━━━ Exercise materials

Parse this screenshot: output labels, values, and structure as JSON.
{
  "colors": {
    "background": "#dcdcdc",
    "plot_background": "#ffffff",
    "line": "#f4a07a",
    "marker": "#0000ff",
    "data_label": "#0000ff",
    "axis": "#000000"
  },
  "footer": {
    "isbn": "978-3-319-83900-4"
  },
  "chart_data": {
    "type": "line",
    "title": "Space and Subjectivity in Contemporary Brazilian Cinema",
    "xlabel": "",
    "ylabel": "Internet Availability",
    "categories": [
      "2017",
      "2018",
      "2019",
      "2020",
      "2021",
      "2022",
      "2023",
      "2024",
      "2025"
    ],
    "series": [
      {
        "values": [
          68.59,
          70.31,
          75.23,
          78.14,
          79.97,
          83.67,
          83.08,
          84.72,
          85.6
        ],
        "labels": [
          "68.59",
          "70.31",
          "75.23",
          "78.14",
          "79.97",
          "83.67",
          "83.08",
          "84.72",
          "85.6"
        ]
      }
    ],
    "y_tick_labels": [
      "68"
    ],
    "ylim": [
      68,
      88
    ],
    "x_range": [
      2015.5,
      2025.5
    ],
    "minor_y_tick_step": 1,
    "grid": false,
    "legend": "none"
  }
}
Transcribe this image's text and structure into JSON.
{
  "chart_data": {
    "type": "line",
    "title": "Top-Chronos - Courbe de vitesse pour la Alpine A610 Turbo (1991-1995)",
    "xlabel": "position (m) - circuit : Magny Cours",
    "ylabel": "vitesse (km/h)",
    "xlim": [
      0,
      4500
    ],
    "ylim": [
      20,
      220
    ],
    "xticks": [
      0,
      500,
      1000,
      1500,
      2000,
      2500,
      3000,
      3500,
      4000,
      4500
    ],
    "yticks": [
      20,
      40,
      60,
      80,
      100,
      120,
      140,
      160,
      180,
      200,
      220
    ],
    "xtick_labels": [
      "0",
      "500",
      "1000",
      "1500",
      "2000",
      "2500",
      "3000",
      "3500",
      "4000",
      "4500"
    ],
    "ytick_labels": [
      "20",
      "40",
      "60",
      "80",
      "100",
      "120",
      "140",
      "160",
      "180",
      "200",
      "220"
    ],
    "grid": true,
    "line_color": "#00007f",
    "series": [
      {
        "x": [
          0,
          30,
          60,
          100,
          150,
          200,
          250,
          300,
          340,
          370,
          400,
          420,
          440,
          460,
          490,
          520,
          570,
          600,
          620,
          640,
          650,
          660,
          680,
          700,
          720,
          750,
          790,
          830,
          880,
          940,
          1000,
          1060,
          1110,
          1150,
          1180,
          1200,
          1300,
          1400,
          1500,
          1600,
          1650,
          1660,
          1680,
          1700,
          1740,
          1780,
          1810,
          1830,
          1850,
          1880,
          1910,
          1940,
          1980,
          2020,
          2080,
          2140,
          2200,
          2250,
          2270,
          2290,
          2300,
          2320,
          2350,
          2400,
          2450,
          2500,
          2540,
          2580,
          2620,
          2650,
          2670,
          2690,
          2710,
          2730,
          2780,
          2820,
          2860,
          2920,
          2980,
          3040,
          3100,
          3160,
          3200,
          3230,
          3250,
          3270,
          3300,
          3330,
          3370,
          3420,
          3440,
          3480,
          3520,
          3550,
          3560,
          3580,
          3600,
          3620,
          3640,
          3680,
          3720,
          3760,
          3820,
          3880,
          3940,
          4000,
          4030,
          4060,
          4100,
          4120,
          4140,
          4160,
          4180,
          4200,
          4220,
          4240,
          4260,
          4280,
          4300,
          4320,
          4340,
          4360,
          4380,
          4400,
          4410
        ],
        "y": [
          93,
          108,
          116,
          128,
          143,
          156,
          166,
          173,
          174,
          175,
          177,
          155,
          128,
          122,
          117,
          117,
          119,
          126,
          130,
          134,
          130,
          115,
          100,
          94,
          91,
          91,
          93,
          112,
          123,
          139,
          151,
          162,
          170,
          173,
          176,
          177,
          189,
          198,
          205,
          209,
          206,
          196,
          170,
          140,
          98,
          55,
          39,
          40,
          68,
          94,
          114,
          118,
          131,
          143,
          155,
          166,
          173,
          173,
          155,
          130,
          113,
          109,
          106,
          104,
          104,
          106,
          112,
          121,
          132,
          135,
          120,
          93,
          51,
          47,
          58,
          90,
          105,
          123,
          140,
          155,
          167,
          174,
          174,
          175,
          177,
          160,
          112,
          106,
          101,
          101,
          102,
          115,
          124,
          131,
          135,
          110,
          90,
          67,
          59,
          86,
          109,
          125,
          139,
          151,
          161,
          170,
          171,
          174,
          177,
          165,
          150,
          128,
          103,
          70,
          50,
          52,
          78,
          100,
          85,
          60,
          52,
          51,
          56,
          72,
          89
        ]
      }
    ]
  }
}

━━━━━━

Task details
Copy the data above in full, character for character.

Written solution
Parse this screenshot: output labels, values, and structure as JSON.
{
  "colors": {
    "background": "#dcdcdc",
    "plot_background": "#ffffff",
    "line": "#f4a07a",
    "marker": "#0000ff",
    "data_label": "#0000ff",
    "axis": "#000000"
  },
  "footer": {
    "isbn": "978-3-319-83900-4"
  },
  "chart_data": {
    "type": "line",
    "title": "Space and Subjectivity in Contemporary Brazilian Cinema",
    "xlabel": "",
    "ylabel": "Internet Availability",
    "categories": [
      "2017",
      "2018",
      "2019",
      "2020",
      "2021",
      "2022",
      "2023",
      "2024",
      "2025"
    ],
    "series": [
      {
        "values": [
          68.59,
          70.31,
          75.23,
          78.14,
          79.97,
          83.67,
          83.08,
          84.72,
          85.6
        ],
        "labels": [
          "68.59",
          "70.31",
          "75.23",
          "78.14",
          "79.97",
          "83.67",
          "83.08",
          "84.72",
          "85.6"
        ]
      }
    ],
    "y_tick_labels": [
      "68"
    ],
    "ylim": [
      68,
      88
    ],
    "x_range": [
      2015.5,
      2025.5
    ],
    "minor_y_tick_step": 1,
    "grid": false,
    "legend": "none"
  }
}
Transcribe this image's text and structure into JSON.
{
  "chart_data": {
    "type": "line",
    "title": "Top-Chronos - Courbe de vitesse pour la Alpine A610 Turbo (1991-1995)",
    "xlabel": "position (m) - circuit : Magny Cours",
    "ylabel": "vitesse (km/h)",
    "xlim": [
      0,
      4500
    ],
    "ylim": [
      20,
      220
    ],
    "xticks": [
      0,
      500,
      1000,
      1500,
      2000,
      2500,
      3000,
      3500,
      4000,
      4500
    ],
    "yticks": [
      20,
      40,
      60,
      80,
      100,
      120,
      140,
      160,
      180,
      200,
      220
    ],
    "xtick_labels": [
      "0",
      "500",
      "1000",
      "1500",
      "2000",
      "2500",
      "3000",
      "3500",
      "4000",
      "4500"
    ],
    "ytick_labels": [
      "20",
      "40",
      "60",
      "80",
      "100",
      "120",
      "140",
      "160",
      "180",
      "200",
      "220"
    ],
    "grid": true,
    "line_color": "#00007f",
    "series": [
      {
        "x": [
          0,
          30,
          60,
          100,
          150,
          200,
          250,
          300,
          340,
          370,
          400,
          420,
          440,
          460,
          490,
          520,
          570,
          600,
          620,
          640,
          650,
          660,
          680,
          700,
          720,
          750,
          790,
          830,
          880,
          940,
          1000,
          1060,
          1110,
          1150,
          1180,
          1200,
          1300,
          1400,
          1500,
          1600,
          1650,
          1660,
          1680,
          1700,
          1740,
          1780,
          1810,
          1830,
          1850,
          1880,
          1910,
          1940,
          1980,
          2020,
          2080,
          2140,
          2200,
          2250,
          2270,
          2290,
          2300,
          2320,
          2350,
          2400,
          2450,
          2500,
          2540,
          2580,
          2620,
          2650,
          2670,
          2690,
          2710,
          2730,
          2780,
          2820,
          2860,
          2920,
          2980,
          3040,
          3100,
          3160,
          3200,
          3230,
          3250,
          3270,
          3300,
          3330,
          3370,
          3420,
          3440,
          3480,
          3520,
          3550,
          3560,
          3580,
          3600,
          3620,
          3640,
          3680,
          3720,
          3760,
          3820,
          3880,
          3940,
          4000,
          4030,
          4060,
          4100,
          4120,
          4140,
          4160,
          4180,
          4200,
          4220,
          4240,
          4260,
          4280,
          4300,
          4320,
          4340,
          4360,
          4380,
          4400,
          4410
        ],
        "y": [
          93,
          108,
          116,
          128,
          143,
          156,
          166,
          173,
          174,
          175,
          177,
          155,
          128,
          122,
          117,
          117,
          119,
          126,
          130,
          134,
          130,
          115,
          100,
          94,
          91,
          91,
          93,
          112,
          123,
          139,
          151,
          162,
          170,
          173,
          176,
          177,
          189,
          198,
          205,
          209,
          206,
          196,
          170,
          140,
          98,
          55,
          39,
          40,
          68,
          94,
          114,
          118,
          131,
          143,
          155,
          166,
          173,
          173,
          155,
          130,
          113,
          109,
          106,
          104,
          104,
          106,
          112,
          121,
          132,
          135,
          120,
          93,
          51,
          47,
          58,
          90,
          105,
          123,
          140,
          155,
          167,
          174,
          174,
          175,
          177,
          160,
          112,
          106,
          101,
          101,
          102,
          115,
          124,
          131,
          135,
          110,
          90,
          67,
          59,
          86,
          109,
          125,
          139,
          151,
          161,
          170,
          171,
          174,
          177,
          165,
          150,
          128,
          103,
          70,
          50,
          52,
          78,
          100,
          85,
          60,
          52,
          51,
          56,
          72,
          89
        ]
      }
    ]
  }
}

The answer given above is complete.